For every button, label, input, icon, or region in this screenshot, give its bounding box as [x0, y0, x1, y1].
---
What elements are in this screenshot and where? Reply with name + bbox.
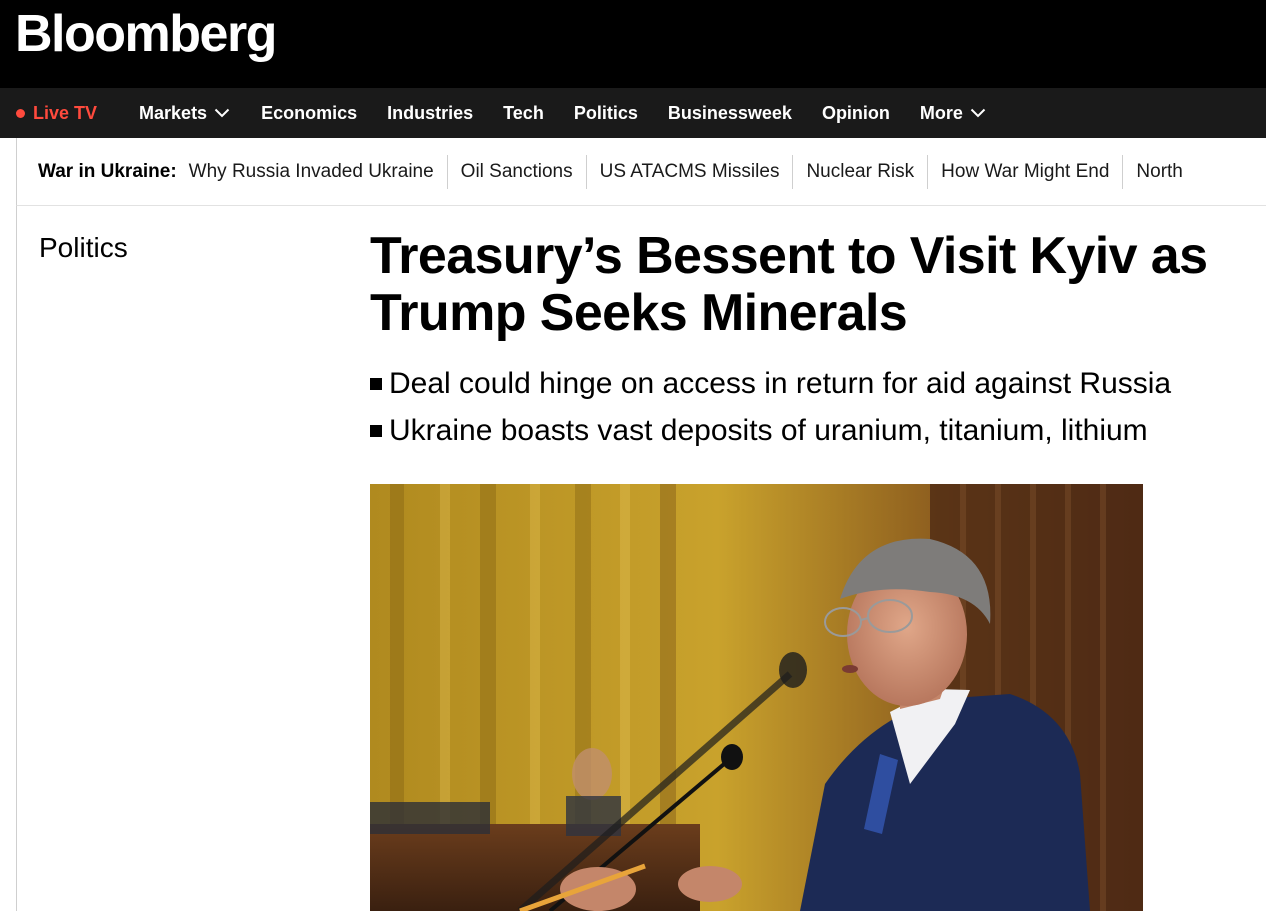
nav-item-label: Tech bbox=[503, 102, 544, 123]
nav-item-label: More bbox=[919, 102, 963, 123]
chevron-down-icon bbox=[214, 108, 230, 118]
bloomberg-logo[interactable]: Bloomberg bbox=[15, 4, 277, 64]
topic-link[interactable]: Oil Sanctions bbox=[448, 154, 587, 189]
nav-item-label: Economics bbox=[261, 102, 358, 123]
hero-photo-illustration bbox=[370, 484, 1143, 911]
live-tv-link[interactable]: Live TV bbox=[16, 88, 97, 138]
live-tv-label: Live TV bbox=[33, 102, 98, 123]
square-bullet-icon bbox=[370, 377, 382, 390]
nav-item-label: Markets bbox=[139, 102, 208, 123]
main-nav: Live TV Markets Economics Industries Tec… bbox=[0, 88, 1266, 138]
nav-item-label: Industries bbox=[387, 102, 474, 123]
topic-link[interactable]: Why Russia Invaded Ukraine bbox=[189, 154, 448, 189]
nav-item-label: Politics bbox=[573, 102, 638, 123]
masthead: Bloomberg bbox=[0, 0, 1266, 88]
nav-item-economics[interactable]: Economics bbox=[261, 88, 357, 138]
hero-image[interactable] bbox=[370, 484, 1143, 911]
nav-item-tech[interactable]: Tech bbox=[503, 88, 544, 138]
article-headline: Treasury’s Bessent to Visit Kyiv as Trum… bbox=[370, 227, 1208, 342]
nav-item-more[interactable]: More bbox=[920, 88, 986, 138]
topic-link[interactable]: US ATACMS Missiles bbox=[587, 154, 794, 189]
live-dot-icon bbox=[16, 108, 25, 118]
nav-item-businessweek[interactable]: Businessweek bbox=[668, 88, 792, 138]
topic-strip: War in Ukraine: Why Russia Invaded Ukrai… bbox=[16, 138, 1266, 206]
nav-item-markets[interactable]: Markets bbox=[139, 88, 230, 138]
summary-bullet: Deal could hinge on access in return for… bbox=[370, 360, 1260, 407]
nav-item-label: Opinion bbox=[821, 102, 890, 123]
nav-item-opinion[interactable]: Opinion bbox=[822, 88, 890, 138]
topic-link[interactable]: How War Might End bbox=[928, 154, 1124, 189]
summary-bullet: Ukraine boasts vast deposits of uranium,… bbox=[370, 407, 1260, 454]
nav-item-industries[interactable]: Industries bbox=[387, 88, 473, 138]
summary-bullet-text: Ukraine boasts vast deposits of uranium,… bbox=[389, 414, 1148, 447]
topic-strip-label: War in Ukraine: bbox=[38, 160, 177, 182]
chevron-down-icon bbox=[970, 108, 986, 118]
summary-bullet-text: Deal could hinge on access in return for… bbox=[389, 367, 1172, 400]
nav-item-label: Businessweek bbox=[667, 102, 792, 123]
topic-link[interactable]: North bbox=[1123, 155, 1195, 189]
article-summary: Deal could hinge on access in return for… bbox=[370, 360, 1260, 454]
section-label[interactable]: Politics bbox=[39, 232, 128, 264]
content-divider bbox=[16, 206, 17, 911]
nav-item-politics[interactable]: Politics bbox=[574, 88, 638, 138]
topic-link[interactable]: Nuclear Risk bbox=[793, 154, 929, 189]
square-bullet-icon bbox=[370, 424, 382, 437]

EXERCISE PROMPT: Reproduce the entries from the line with "What elements are" up to and including the line with "topic-link[interactable]: Oil Sanctions", replacing "nav-item-label" with "menu-label" and changing nothing else. Leave out the pictures.

REPLY:
What elements are in this screenshot and where? Reply with name + bbox.
menu-label: Tech bbox=[503, 102, 544, 123]
menu-label: More bbox=[919, 102, 963, 123]
chevron-down-icon bbox=[214, 108, 230, 118]
bloomberg-logo[interactable]: Bloomberg bbox=[15, 4, 277, 64]
topic-link[interactable]: Oil Sanctions bbox=[448, 154, 587, 189]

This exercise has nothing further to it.